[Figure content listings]
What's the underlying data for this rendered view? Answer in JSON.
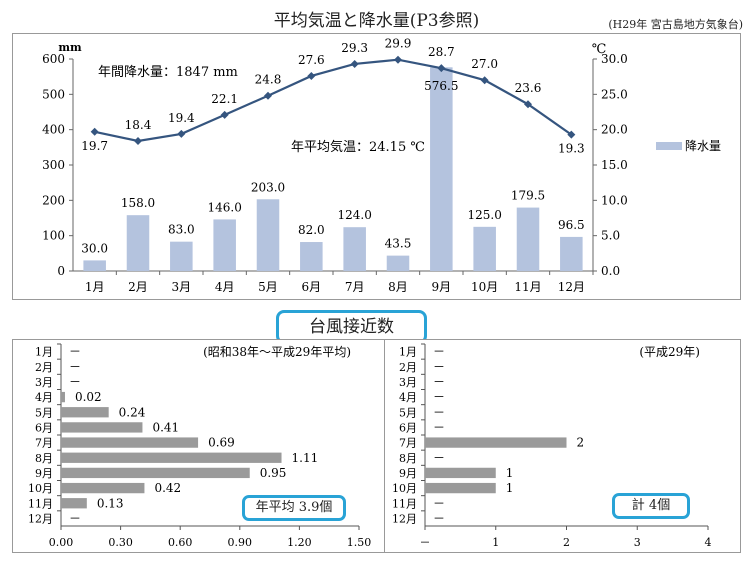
{
  "title": "平均気温と降水量(P3参照)",
  "source": "(H29年 宮古島地方気象台)",
  "typhoon_title": "台風接近数",
  "chart_data": [
    {
      "type": "bar+line",
      "categories": [
        "1月",
        "2月",
        "3月",
        "4月",
        "5月",
        "6月",
        "7月",
        "8月",
        "9月",
        "10月",
        "11月",
        "12月"
      ],
      "series": [
        {
          "name": "降水量",
          "type": "bar",
          "axis": "left",
          "values": [
            30.0,
            158.0,
            83.0,
            146.0,
            203.0,
            82.0,
            124.0,
            43.5,
            576.5,
            125.0,
            179.5,
            96.5
          ],
          "labels": [
            "30.0",
            "158.0",
            "83.0",
            "146.0",
            "203.0",
            "82.0",
            "124.0",
            "43.5",
            "576.5",
            "125.0",
            "179.5",
            "96.5"
          ],
          "color": "#b4c3de"
        },
        {
          "type": "line",
          "axis": "right",
          "values": [
            19.7,
            18.4,
            19.4,
            22.1,
            24.8,
            27.6,
            29.3,
            29.9,
            28.7,
            27.0,
            23.6,
            19.3
          ],
          "labels": [
            "19.7",
            "18.4",
            "19.4",
            "22.1",
            "24.8",
            "27.6",
            "29.3",
            "29.9",
            "28.7",
            "27.0",
            "23.6",
            "19.3"
          ],
          "color": "#35557f"
        }
      ],
      "ylabel_left": "mm",
      "ylabel_right": "℃",
      "ylim_left": [
        0,
        600
      ],
      "ylim_right": [
        0,
        30
      ],
      "yticks_left": [
        "0",
        "100",
        "200",
        "300",
        "400",
        "500",
        "600"
      ],
      "yticks_right": [
        "0.0",
        "5.0",
        "10.0",
        "15.0",
        "20.0",
        "25.0",
        "30.0"
      ],
      "annotations": [
        "年間降水量：1847 mm",
        "年平均気温：24.15 ℃"
      ],
      "legend": "right"
    },
    {
      "type": "bar",
      "orientation": "horizontal",
      "subtitle": "(昭和38年～平成29年平均)",
      "categories": [
        "1月",
        "2月",
        "3月",
        "4月",
        "5月",
        "6月",
        "7月",
        "8月",
        "9月",
        "10月",
        "11月",
        "12月"
      ],
      "values": [
        0,
        0,
        0,
        0.02,
        0.24,
        0.41,
        0.69,
        1.11,
        0.95,
        0.42,
        0.13,
        0
      ],
      "labels": [
        "－",
        "－",
        "－",
        "0.02",
        "0.24",
        "0.41",
        "0.69",
        "1.11",
        "0.95",
        "0.42",
        "0.13",
        "－"
      ],
      "xlim": [
        0,
        1.5
      ],
      "xticks": [
        "0.00",
        "0.30",
        "0.60",
        "0.90",
        "1.20",
        "1.50"
      ],
      "note": "年平均 3.9個",
      "color": "#9a9a9a"
    },
    {
      "type": "bar",
      "orientation": "horizontal",
      "subtitle": "(平成29年)",
      "categories": [
        "1月",
        "2月",
        "3月",
        "4月",
        "5月",
        "6月",
        "7月",
        "8月",
        "9月",
        "10月",
        "11月",
        "12月"
      ],
      "values": [
        0,
        0,
        0,
        0,
        0,
        0,
        2,
        0,
        1,
        1,
        0,
        0
      ],
      "labels": [
        "－",
        "－",
        "－",
        "－",
        "－",
        "－",
        "2",
        "－",
        "1",
        "1",
        "－",
        "－"
      ],
      "xlim": [
        0,
        4
      ],
      "xticks": [
        "－",
        "1",
        "2",
        "3",
        "4"
      ],
      "note": "計 4個",
      "color": "#9a9a9a"
    }
  ]
}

§ What to work on:
Omit pictures; set down the rest of the material word for word.

§ Correct output:
What's the underlying data for this rendered view? Answer in JSON.
{
  "title": "平均気温と降水量(P3参照)",
  "source": "(H29年 宮古島地方気象台)",
  "typhoon_title": "台風接近数",
  "chart_data": [
    {
      "type": "bar+line",
      "categories": [
        "1月",
        "2月",
        "3月",
        "4月",
        "5月",
        "6月",
        "7月",
        "8月",
        "9月",
        "10月",
        "11月",
        "12月"
      ],
      "series": [
        {
          "name": "降水量",
          "type": "bar",
          "axis": "left",
          "values": [
            30.0,
            158.0,
            83.0,
            146.0,
            203.0,
            82.0,
            124.0,
            43.5,
            576.5,
            125.0,
            179.5,
            96.5
          ],
          "labels": [
            "30.0",
            "158.0",
            "83.0",
            "146.0",
            "203.0",
            "82.0",
            "124.0",
            "43.5",
            "576.5",
            "125.0",
            "179.5",
            "96.5"
          ],
          "color": "#b4c3de"
        },
        {
          "type": "line",
          "axis": "right",
          "values": [
            19.7,
            18.4,
            19.4,
            22.1,
            24.8,
            27.6,
            29.3,
            29.9,
            28.7,
            27.0,
            23.6,
            19.3
          ],
          "labels": [
            "19.7",
            "18.4",
            "19.4",
            "22.1",
            "24.8",
            "27.6",
            "29.3",
            "29.9",
            "28.7",
            "27.0",
            "23.6",
            "19.3"
          ],
          "color": "#35557f"
        }
      ],
      "ylabel_left": "mm",
      "ylabel_right": "℃",
      "ylim_left": [
        0,
        600
      ],
      "ylim_right": [
        0,
        30
      ],
      "yticks_left": [
        "0",
        "100",
        "200",
        "300",
        "400",
        "500",
        "600"
      ],
      "yticks_right": [
        "0.0",
        "5.0",
        "10.0",
        "15.0",
        "20.0",
        "25.0",
        "30.0"
      ],
      "annotations": [
        "年間降水量：1847 mm",
        "年平均気温：24.15 ℃"
      ],
      "legend": "right"
    },
    {
      "type": "bar",
      "orientation": "horizontal",
      "subtitle": "(昭和38年～平成29年平均)",
      "categories": [
        "1月",
        "2月",
        "3月",
        "4月",
        "5月",
        "6月",
        "7月",
        "8月",
        "9月",
        "10月",
        "11月",
        "12月"
      ],
      "values": [
        0,
        0,
        0,
        0.02,
        0.24,
        0.41,
        0.69,
        1.11,
        0.95,
        0.42,
        0.13,
        0
      ],
      "labels": [
        "－",
        "－",
        "－",
        "0.02",
        "0.24",
        "0.41",
        "0.69",
        "1.11",
        "0.95",
        "0.42",
        "0.13",
        "－"
      ],
      "xlim": [
        0,
        1.5
      ],
      "xticks": [
        "0.00",
        "0.30",
        "0.60",
        "0.90",
        "1.20",
        "1.50"
      ],
      "note": "年平均 3.9個",
      "color": "#9a9a9a"
    },
    {
      "type": "bar",
      "orientation": "horizontal",
      "subtitle": "(平成29年)",
      "categories": [
        "1月",
        "2月",
        "3月",
        "4月",
        "5月",
        "6月",
        "7月",
        "8月",
        "9月",
        "10月",
        "11月",
        "12月"
      ],
      "values": [
        0,
        0,
        0,
        0,
        0,
        0,
        2,
        0,
        1,
        1,
        0,
        0
      ],
      "labels": [
        "－",
        "－",
        "－",
        "－",
        "－",
        "－",
        "2",
        "－",
        "1",
        "1",
        "－",
        "－"
      ],
      "xlim": [
        0,
        4
      ],
      "xticks": [
        "－",
        "1",
        "2",
        "3",
        "4"
      ],
      "note": "計 4個",
      "color": "#9a9a9a"
    }
  ]
}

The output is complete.